--- Start of Given entries ---

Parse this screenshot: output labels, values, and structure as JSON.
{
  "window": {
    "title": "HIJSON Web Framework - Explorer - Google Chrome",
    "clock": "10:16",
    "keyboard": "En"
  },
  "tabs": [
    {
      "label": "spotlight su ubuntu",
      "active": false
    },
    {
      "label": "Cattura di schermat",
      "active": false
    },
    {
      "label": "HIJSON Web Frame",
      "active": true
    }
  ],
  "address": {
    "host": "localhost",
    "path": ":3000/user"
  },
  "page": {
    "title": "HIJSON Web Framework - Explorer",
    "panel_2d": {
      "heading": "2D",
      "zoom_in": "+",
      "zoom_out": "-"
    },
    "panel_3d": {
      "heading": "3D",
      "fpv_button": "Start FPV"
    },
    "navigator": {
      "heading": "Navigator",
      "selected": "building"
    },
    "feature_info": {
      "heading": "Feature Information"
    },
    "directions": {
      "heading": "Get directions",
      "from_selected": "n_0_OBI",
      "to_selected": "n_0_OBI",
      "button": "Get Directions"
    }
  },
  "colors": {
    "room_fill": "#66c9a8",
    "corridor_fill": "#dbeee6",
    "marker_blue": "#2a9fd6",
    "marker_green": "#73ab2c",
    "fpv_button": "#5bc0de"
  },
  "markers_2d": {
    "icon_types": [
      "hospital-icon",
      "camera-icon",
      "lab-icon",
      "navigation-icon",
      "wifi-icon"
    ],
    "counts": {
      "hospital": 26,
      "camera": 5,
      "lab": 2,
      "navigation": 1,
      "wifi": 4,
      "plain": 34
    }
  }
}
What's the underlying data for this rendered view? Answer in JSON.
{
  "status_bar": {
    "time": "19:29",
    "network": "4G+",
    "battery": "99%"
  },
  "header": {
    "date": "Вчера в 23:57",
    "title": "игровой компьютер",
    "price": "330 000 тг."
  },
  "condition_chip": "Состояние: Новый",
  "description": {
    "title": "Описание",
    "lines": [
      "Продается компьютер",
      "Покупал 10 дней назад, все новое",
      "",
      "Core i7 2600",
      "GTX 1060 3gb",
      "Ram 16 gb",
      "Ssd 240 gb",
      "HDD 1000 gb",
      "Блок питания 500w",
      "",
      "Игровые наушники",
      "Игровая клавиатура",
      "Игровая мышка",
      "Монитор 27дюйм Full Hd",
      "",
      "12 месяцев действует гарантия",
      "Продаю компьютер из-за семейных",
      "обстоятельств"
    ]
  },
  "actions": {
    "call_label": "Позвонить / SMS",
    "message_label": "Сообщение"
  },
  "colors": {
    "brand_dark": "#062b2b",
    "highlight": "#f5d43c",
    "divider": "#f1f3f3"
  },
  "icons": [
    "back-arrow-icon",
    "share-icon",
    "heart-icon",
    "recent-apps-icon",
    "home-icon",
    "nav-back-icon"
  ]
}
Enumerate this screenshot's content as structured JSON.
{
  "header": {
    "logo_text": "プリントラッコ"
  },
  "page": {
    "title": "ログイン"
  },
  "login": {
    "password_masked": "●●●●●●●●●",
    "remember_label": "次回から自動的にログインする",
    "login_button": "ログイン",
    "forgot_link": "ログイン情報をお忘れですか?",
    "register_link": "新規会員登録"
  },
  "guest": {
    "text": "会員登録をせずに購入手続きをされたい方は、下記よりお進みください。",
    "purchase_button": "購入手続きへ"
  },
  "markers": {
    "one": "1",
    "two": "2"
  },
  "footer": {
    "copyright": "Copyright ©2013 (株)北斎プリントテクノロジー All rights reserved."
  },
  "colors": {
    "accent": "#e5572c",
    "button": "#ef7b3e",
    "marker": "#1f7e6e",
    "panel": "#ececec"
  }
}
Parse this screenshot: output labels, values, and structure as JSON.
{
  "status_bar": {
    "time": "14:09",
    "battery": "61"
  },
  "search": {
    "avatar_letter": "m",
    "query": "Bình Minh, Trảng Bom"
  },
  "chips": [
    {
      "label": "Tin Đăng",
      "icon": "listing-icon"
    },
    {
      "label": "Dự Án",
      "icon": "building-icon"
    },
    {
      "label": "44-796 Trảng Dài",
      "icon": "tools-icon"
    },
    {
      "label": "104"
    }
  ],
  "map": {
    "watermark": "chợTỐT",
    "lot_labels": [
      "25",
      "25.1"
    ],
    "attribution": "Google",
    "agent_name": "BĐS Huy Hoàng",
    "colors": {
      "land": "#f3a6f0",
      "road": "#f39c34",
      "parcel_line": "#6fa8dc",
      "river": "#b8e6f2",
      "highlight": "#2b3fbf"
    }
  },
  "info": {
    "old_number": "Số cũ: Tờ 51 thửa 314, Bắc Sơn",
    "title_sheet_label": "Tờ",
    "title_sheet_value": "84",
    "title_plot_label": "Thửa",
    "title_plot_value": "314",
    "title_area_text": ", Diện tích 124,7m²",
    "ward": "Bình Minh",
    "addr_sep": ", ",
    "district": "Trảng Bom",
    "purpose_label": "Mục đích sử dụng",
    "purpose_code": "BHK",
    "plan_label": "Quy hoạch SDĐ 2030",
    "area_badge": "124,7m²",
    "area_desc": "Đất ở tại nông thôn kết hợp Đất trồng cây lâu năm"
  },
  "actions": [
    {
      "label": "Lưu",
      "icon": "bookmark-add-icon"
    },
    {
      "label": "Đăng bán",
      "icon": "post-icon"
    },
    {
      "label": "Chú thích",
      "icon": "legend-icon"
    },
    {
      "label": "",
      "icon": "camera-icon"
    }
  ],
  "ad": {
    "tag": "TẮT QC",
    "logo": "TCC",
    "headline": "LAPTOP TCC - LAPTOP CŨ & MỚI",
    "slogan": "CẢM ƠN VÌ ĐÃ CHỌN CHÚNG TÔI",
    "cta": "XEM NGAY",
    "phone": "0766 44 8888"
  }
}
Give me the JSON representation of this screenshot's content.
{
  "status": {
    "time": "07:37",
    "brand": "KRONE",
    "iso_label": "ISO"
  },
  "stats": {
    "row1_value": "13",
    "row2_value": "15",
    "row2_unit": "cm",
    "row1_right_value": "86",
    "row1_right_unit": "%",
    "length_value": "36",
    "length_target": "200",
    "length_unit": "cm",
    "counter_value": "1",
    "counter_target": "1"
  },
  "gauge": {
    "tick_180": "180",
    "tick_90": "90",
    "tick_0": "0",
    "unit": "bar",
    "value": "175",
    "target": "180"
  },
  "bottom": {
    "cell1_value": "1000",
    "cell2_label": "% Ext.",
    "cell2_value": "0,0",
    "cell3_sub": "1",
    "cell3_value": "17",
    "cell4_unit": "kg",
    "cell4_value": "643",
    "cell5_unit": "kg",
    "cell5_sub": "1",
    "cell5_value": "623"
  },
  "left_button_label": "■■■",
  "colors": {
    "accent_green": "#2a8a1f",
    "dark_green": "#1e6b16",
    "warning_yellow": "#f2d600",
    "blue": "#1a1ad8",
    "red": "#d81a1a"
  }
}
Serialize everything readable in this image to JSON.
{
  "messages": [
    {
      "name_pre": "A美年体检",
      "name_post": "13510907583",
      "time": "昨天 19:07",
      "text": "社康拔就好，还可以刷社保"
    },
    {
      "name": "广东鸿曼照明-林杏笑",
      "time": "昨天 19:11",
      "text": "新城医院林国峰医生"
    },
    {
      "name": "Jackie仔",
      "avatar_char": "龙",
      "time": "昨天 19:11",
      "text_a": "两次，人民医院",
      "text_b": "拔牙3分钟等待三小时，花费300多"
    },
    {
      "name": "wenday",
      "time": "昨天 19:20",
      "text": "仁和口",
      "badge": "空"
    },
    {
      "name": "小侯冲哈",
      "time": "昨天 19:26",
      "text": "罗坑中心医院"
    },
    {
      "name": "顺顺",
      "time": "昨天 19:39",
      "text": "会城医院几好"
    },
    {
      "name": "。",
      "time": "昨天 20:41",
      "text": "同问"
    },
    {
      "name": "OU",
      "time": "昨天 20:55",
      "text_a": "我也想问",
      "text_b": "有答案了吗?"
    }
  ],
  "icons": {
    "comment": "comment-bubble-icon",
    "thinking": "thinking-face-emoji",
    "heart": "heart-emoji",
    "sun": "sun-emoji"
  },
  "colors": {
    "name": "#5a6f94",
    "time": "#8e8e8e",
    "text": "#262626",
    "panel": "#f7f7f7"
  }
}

--- End of Given entries ---

#### [Your task]
Extract the closing run of lines, starting with the one containing "Serialize everything readable" and ending at the last, exactly as written.

#### [Response to this task]
Serialize everything readable in this image to JSON.
{
  "messages": [
    {
      "name_pre": "A美年体检",
      "name_post": "13510907583",
      "time": "昨天 19:07",
      "text": "社康拔就好，还可以刷社保"
    },
    {
      "name": "广东鸿曼照明-林杏笑",
      "time": "昨天 19:11",
      "text": "新城医院林国峰医生"
    },
    {
      "name": "Jackie仔",
      "avatar_char": "龙",
      "time": "昨天 19:11",
      "text_a": "两次，人民医院",
      "text_b": "拔牙3分钟等待三小时，花费300多"
    },
    {
      "name": "wenday",
      "time": "昨天 19:20",
      "text": "仁和口",
      "badge": "空"
    },
    {
      "name": "小侯冲哈",
      "time": "昨天 19:26",
      "text": "罗坑中心医院"
    },
    {
      "name": "顺顺",
      "time": "昨天 19:39",
      "text": "会城医院几好"
    },
    {
      "name": "。",
      "time": "昨天 20:41",
      "text": "同问"
    },
    {
      "name": "OU",
      "time": "昨天 20:55",
      "text_a": "我也想问",
      "text_b": "有答案了吗?"
    }
  ],
  "icons": {
    "comment": "comment-bubble-icon",
    "thinking": "thinking-face-emoji",
    "heart": "heart-emoji",
    "sun": "sun-emoji"
  },
  "colors": {
    "name": "#5a6f94",
    "time": "#8e8e8e",
    "text": "#262626",
    "panel": "#f7f7f7"
  }
}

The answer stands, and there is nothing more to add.